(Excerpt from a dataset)

- - -

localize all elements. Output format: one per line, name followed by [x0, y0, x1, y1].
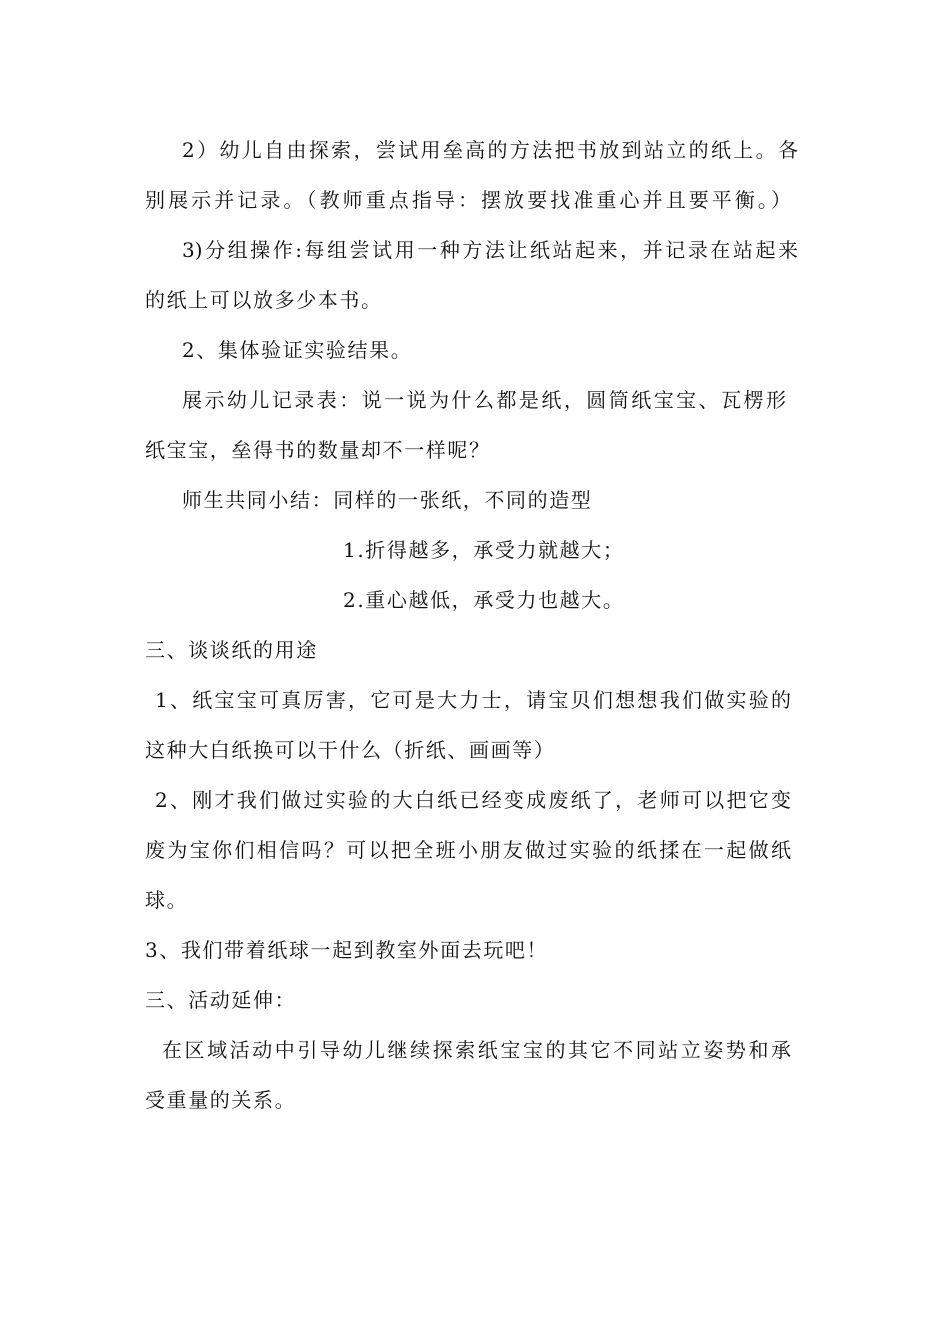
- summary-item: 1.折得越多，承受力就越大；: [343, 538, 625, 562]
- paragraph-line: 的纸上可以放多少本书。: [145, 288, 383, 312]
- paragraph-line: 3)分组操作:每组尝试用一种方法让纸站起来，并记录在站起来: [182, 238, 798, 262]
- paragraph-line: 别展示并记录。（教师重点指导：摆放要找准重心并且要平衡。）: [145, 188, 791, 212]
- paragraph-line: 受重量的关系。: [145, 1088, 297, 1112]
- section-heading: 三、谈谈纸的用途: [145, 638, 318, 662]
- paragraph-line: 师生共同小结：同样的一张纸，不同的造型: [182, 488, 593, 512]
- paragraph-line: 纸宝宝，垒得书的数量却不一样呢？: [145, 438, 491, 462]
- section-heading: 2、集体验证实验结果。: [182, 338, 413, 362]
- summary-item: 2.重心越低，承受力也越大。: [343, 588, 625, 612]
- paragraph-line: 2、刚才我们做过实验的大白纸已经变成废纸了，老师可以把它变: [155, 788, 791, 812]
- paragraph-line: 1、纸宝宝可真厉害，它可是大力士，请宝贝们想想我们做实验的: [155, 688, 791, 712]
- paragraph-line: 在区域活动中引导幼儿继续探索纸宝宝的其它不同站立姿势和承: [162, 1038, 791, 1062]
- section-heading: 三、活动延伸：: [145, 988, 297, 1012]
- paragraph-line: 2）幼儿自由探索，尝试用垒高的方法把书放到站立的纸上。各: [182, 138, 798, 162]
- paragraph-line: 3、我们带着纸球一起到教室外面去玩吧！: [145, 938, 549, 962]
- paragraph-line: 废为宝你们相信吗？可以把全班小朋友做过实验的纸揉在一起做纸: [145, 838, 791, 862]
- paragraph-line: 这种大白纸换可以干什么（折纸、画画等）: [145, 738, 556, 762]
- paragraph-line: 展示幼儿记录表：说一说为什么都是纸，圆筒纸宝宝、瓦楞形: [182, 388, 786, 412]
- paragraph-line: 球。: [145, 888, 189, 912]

- - -

Copy out the listing lines starting with the line containing "- summary-item: 1.折得越多，承受力就越大；: [343, 538, 625, 562]" and ending with the line containing "- paragraph-line: 师生共同小结：同样的一张纸，不同的造型: [182, 488, 593, 512]", including both.

- summary-item: 1.折得越多，承受力就越大；: [343, 538, 625, 562]
- paragraph-line: 的纸上可以放多少本书。: [145, 288, 383, 312]
- paragraph-line: 3)分组操作:每组尝试用一种方法让纸站起来，并记录在站起来: [182, 238, 798, 262]
- paragraph-line: 别展示并记录。（教师重点指导：摆放要找准重心并且要平衡。）: [145, 188, 791, 212]
- paragraph-line: 受重量的关系。: [145, 1088, 297, 1112]
- section-heading: 三、谈谈纸的用途: [145, 638, 318, 662]
- paragraph-line: 师生共同小结：同样的一张纸，不同的造型: [182, 488, 593, 512]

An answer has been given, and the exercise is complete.